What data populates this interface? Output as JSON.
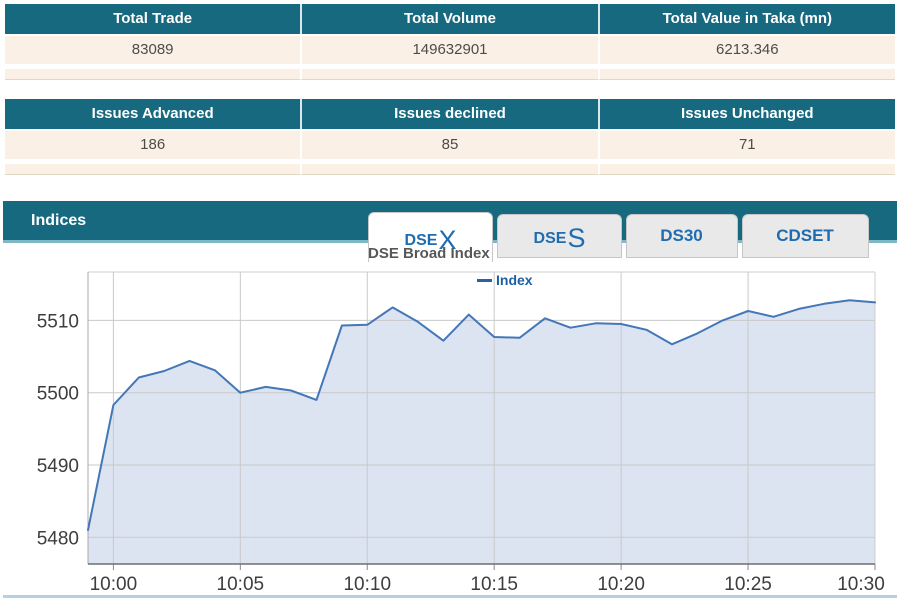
{
  "summary_table": {
    "headers": [
      "Total Trade",
      "Total Volume",
      "Total Value in Taka (mn)"
    ],
    "values": [
      "83089",
      "149632901",
      "6213.346"
    ]
  },
  "issues_table": {
    "headers": [
      "Issues Advanced",
      "Issues declined",
      "Issues Unchanged"
    ],
    "values": [
      "186",
      "85",
      "71"
    ]
  },
  "indices_panel": {
    "title": "Indices",
    "tabs": [
      {
        "label": "DSEX",
        "prefix": "DSE",
        "big": "X",
        "active": true
      },
      {
        "label": "DSES",
        "prefix": "DSE",
        "big": "S",
        "active": false
      },
      {
        "label": "DS30",
        "prefix": "DS30",
        "big": "",
        "active": false
      },
      {
        "label": "CDSET",
        "prefix": "CDSET",
        "big": "",
        "active": false
      }
    ],
    "chart_title": "DSE Broad Index",
    "legend_label": "Index"
  },
  "chart_data": {
    "type": "area",
    "title": "DSE Broad Index",
    "legend_entries": [
      "Index"
    ],
    "legend_position": "top-center",
    "grid": true,
    "x_tick_labels": [
      "10:00",
      "10:05",
      "10:10",
      "10:15",
      "10:20",
      "10:25",
      "10:30"
    ],
    "x_tick_minutes": [
      0,
      5,
      10,
      15,
      20,
      25,
      30
    ],
    "x_range_minutes": [
      -1,
      30
    ],
    "y_ticks": [
      5480,
      5490,
      5500,
      5510
    ],
    "ylim": [
      5476.3,
      5516.7
    ],
    "series": [
      {
        "name": "Index",
        "times": [
          "09:59",
          "10:00",
          "10:01",
          "10:02",
          "10:03",
          "10:04",
          "10:05",
          "10:06",
          "10:07",
          "10:08",
          "10:09",
          "10:10",
          "10:11",
          "10:12",
          "10:13",
          "10:14",
          "10:15",
          "10:16",
          "10:17",
          "10:18",
          "10:19",
          "10:20",
          "10:21",
          "10:22",
          "10:23",
          "10:24",
          "10:25",
          "10:26",
          "10:27",
          "10:28",
          "10:29",
          "10:30"
        ],
        "values": [
          5481.0,
          5498.3,
          5502.1,
          5503.0,
          5504.4,
          5503.1,
          5500.0,
          5500.8,
          5500.3,
          5499.0,
          5509.3,
          5509.4,
          5511.8,
          5509.8,
          5507.2,
          5510.8,
          5507.7,
          5507.6,
          5510.3,
          5509.0,
          5509.6,
          5509.5,
          5508.7,
          5506.7,
          5508.2,
          5510.0,
          5511.3,
          5510.5,
          5511.6,
          5512.3,
          5512.8,
          5512.5
        ]
      }
    ],
    "line_color": "#4377b7",
    "fill_color": "#dce4f1",
    "grid_color": "#c9c9c9",
    "axis_label_color": "#3d3d3d"
  },
  "colors": {
    "header_teal": "#176980",
    "teal_underline": "#7fb9c6",
    "row_cream": "#faf0e5",
    "tab_text_blue": "#1f6cb0",
    "panel_bottom_border": "#b5cfe5"
  }
}
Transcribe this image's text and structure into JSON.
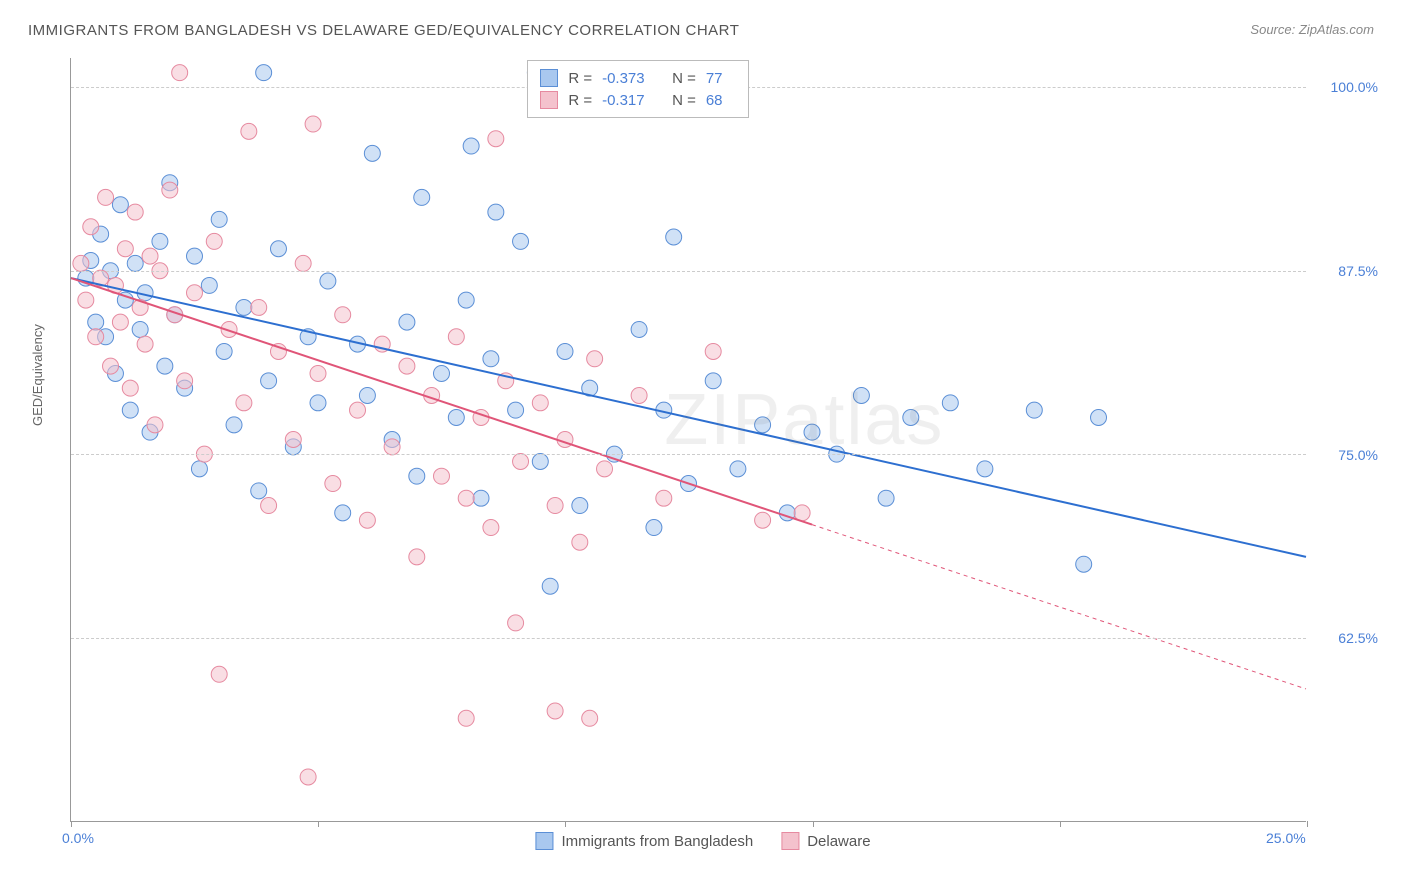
{
  "title": "IMMIGRANTS FROM BANGLADESH VS DELAWARE GED/EQUIVALENCY CORRELATION CHART",
  "source_label": "Source:",
  "source_value": "ZipAtlas.com",
  "watermark": "ZIPatlas",
  "y_axis_label": "GED/Equivalency",
  "chart": {
    "type": "scatter",
    "background_color": "#ffffff",
    "grid_color": "#cccccc",
    "grid_dash": "4,4",
    "xlim": [
      0,
      25
    ],
    "ylim": [
      50,
      102
    ],
    "xticks": [
      0,
      5,
      10,
      15,
      20,
      25
    ],
    "xtick_labels": [
      "0.0%",
      "",
      "",
      "",
      "",
      "25.0%"
    ],
    "yticks": [
      62.5,
      75.0,
      87.5,
      100.0
    ],
    "ytick_labels": [
      "62.5%",
      "75.0%",
      "87.5%",
      "100.0%"
    ],
    "tick_label_color": "#4a7fd6",
    "tick_label_fontsize": 14,
    "axis_label_color": "#666666",
    "axis_color": "#999999",
    "marker_radius": 8,
    "marker_opacity": 0.55,
    "line_width": 2,
    "series": [
      {
        "name": "Immigrants from Bangladesh",
        "color_fill": "#a9c8ef",
        "color_stroke": "#5b8fd6",
        "line_color": "#2d6fd0",
        "r_value": "-0.373",
        "n_value": "77",
        "trend": {
          "x1": 0,
          "y1": 87.0,
          "x2": 25,
          "y2": 68.0,
          "dash_from_x": null
        },
        "points": [
          [
            0.3,
            87.0
          ],
          [
            0.4,
            88.2
          ],
          [
            0.5,
            84.0
          ],
          [
            0.6,
            90.0
          ],
          [
            0.7,
            83.0
          ],
          [
            0.8,
            87.5
          ],
          [
            0.9,
            80.5
          ],
          [
            1.0,
            92.0
          ],
          [
            1.1,
            85.5
          ],
          [
            1.2,
            78.0
          ],
          [
            1.3,
            88.0
          ],
          [
            1.4,
            83.5
          ],
          [
            1.5,
            86.0
          ],
          [
            1.6,
            76.5
          ],
          [
            1.8,
            89.5
          ],
          [
            1.9,
            81.0
          ],
          [
            2.0,
            93.5
          ],
          [
            2.1,
            84.5
          ],
          [
            2.3,
            79.5
          ],
          [
            2.5,
            88.5
          ],
          [
            2.6,
            74.0
          ],
          [
            2.8,
            86.5
          ],
          [
            3.0,
            91.0
          ],
          [
            3.1,
            82.0
          ],
          [
            3.3,
            77.0
          ],
          [
            3.5,
            85.0
          ],
          [
            3.8,
            72.5
          ],
          [
            3.9,
            101.0
          ],
          [
            4.0,
            80.0
          ],
          [
            4.2,
            89.0
          ],
          [
            4.5,
            75.5
          ],
          [
            4.8,
            83.0
          ],
          [
            5.0,
            78.5
          ],
          [
            5.2,
            86.8
          ],
          [
            5.5,
            71.0
          ],
          [
            5.8,
            82.5
          ],
          [
            6.0,
            79.0
          ],
          [
            6.1,
            95.5
          ],
          [
            6.5,
            76.0
          ],
          [
            6.8,
            84.0
          ],
          [
            7.0,
            73.5
          ],
          [
            7.1,
            92.5
          ],
          [
            7.5,
            80.5
          ],
          [
            7.8,
            77.5
          ],
          [
            8.0,
            85.5
          ],
          [
            8.1,
            96.0
          ],
          [
            8.3,
            72.0
          ],
          [
            8.5,
            81.5
          ],
          [
            8.6,
            91.5
          ],
          [
            9.0,
            78.0
          ],
          [
            9.1,
            89.5
          ],
          [
            9.4,
            101.0
          ],
          [
            9.5,
            74.5
          ],
          [
            9.7,
            66.0
          ],
          [
            10.0,
            82.0
          ],
          [
            10.3,
            71.5
          ],
          [
            10.5,
            79.5
          ],
          [
            11.0,
            75.0
          ],
          [
            11.5,
            83.5
          ],
          [
            11.8,
            70.0
          ],
          [
            12.0,
            78.0
          ],
          [
            12.2,
            89.8
          ],
          [
            12.5,
            73.0
          ],
          [
            13.0,
            80.0
          ],
          [
            13.5,
            74.0
          ],
          [
            14.0,
            77.0
          ],
          [
            14.5,
            71.0
          ],
          [
            15.0,
            76.5
          ],
          [
            15.5,
            75.0
          ],
          [
            16.0,
            79.0
          ],
          [
            16.5,
            72.0
          ],
          [
            17.0,
            77.5
          ],
          [
            17.8,
            78.5
          ],
          [
            18.5,
            74.0
          ],
          [
            19.5,
            78.0
          ],
          [
            20.5,
            67.5
          ],
          [
            20.8,
            77.5
          ]
        ]
      },
      {
        "name": "Delaware",
        "color_fill": "#f4c2cd",
        "color_stroke": "#e68aa0",
        "line_color": "#e05578",
        "r_value": "-0.317",
        "n_value": "68",
        "trend": {
          "x1": 0,
          "y1": 87.0,
          "x2": 25,
          "y2": 59.0,
          "dash_from_x": 15
        },
        "points": [
          [
            0.2,
            88.0
          ],
          [
            0.3,
            85.5
          ],
          [
            0.4,
            90.5
          ],
          [
            0.5,
            83.0
          ],
          [
            0.6,
            87.0
          ],
          [
            0.7,
            92.5
          ],
          [
            0.8,
            81.0
          ],
          [
            0.9,
            86.5
          ],
          [
            1.0,
            84.0
          ],
          [
            1.1,
            89.0
          ],
          [
            1.2,
            79.5
          ],
          [
            1.3,
            91.5
          ],
          [
            1.4,
            85.0
          ],
          [
            1.5,
            82.5
          ],
          [
            1.6,
            88.5
          ],
          [
            1.7,
            77.0
          ],
          [
            1.8,
            87.5
          ],
          [
            2.0,
            93.0
          ],
          [
            2.1,
            84.5
          ],
          [
            2.2,
            101.0
          ],
          [
            2.3,
            80.0
          ],
          [
            2.5,
            86.0
          ],
          [
            2.7,
            75.0
          ],
          [
            2.9,
            89.5
          ],
          [
            3.0,
            60.0
          ],
          [
            3.2,
            83.5
          ],
          [
            3.5,
            78.5
          ],
          [
            3.6,
            97.0
          ],
          [
            3.8,
            85.0
          ],
          [
            4.0,
            71.5
          ],
          [
            4.2,
            82.0
          ],
          [
            4.5,
            76.0
          ],
          [
            4.7,
            88.0
          ],
          [
            4.8,
            53.0
          ],
          [
            4.9,
            97.5
          ],
          [
            5.0,
            80.5
          ],
          [
            5.3,
            73.0
          ],
          [
            5.5,
            84.5
          ],
          [
            5.8,
            78.0
          ],
          [
            6.0,
            70.5
          ],
          [
            6.3,
            82.5
          ],
          [
            6.5,
            75.5
          ],
          [
            6.8,
            81.0
          ],
          [
            7.0,
            68.0
          ],
          [
            7.3,
            79.0
          ],
          [
            7.5,
            73.5
          ],
          [
            7.8,
            83.0
          ],
          [
            8.0,
            57.0
          ],
          [
            8.0,
            72.0
          ],
          [
            8.3,
            77.5
          ],
          [
            8.5,
            70.0
          ],
          [
            8.6,
            96.5
          ],
          [
            8.8,
            80.0
          ],
          [
            9.0,
            63.5
          ],
          [
            9.1,
            74.5
          ],
          [
            9.5,
            78.5
          ],
          [
            9.8,
            71.5
          ],
          [
            9.8,
            57.5
          ],
          [
            10.0,
            76.0
          ],
          [
            10.3,
            69.0
          ],
          [
            10.5,
            57.0
          ],
          [
            10.6,
            81.5
          ],
          [
            10.8,
            74.0
          ],
          [
            11.5,
            79.0
          ],
          [
            12.0,
            72.0
          ],
          [
            13.0,
            82.0
          ],
          [
            14.0,
            70.5
          ],
          [
            14.8,
            71.0
          ]
        ]
      }
    ]
  },
  "legend_labels": {
    "r": "R =",
    "n": "N ="
  }
}
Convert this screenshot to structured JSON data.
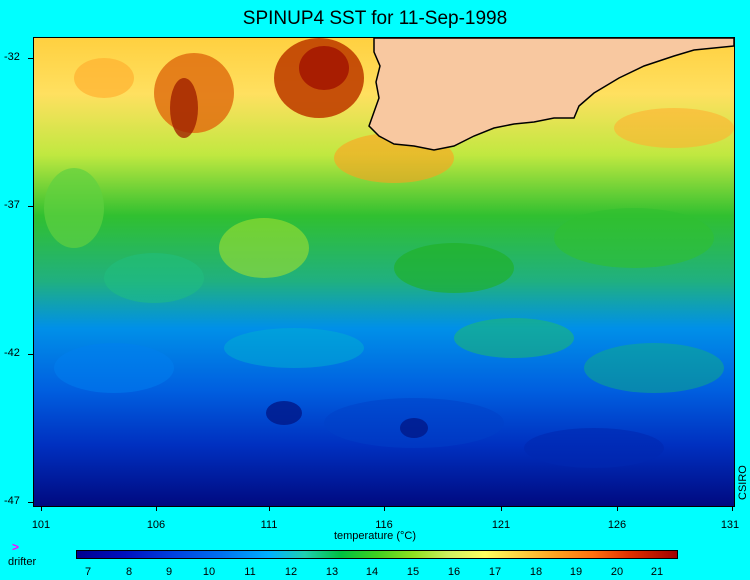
{
  "title": "SPINUP4 SST for 11-Sep-1998",
  "y_ticks": [
    "-32",
    "-37",
    "-42",
    "-47"
  ],
  "x_ticks": [
    "101",
    "106",
    "111",
    "116",
    "121",
    "126",
    "131"
  ],
  "credit": "CSIRO",
  "colorbar": {
    "label": "temperature (°C)",
    "ticks": [
      "7",
      "8",
      "9",
      "10",
      "11",
      "12",
      "13",
      "14",
      "15",
      "16",
      "17",
      "18",
      "19",
      "20",
      "21"
    ]
  },
  "legend": {
    "marker": ">",
    "label": "drifter"
  },
  "colors": {
    "background": "#00ffff",
    "land": "#f8c8a0",
    "coast": "#000000"
  }
}
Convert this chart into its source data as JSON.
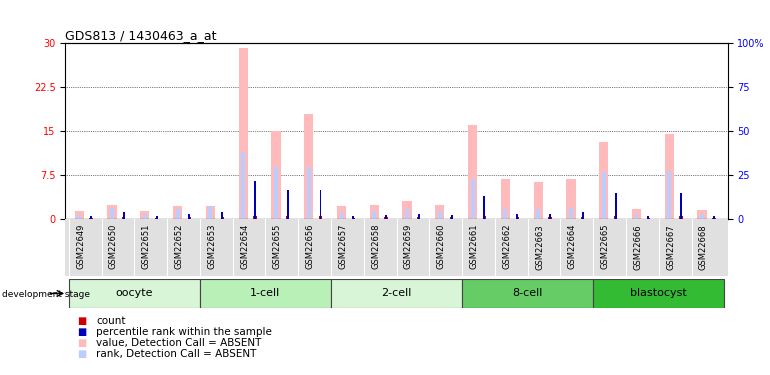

_ _ _ _ _

### WRITTEN PROBLEM
Your task is to repeat exactly the lines from the one containing "Convert this screenshot" through the end of the material, both included, and only those, without pictures.

### SOLUTION TO THE EXERCISE
Convert this screenshot to structured JSON data.
{
  "title": "SPINUP4 SST for 11-Sep-1998",
  "y_ticks": [
    "-32",
    "-37",
    "-42",
    "-47"
  ],
  "x_ticks": [
    "101",
    "106",
    "111",
    "116",
    "121",
    "126",
    "131"
  ],
  "credit": "CSIRO",
  "colorbar": {
    "label": "temperature (°C)",
    "ticks": [
      "7",
      "8",
      "9",
      "10",
      "11",
      "12",
      "13",
      "14",
      "15",
      "16",
      "17",
      "18",
      "19",
      "20",
      "21"
    ]
  },
  "legend": {
    "marker": ">",
    "label": "drifter"
  },
  "colors": {
    "background": "#00ffff",
    "land": "#f8c8a0",
    "coast": "#000000"
  }
}
Convert this chart into its source data as JSON.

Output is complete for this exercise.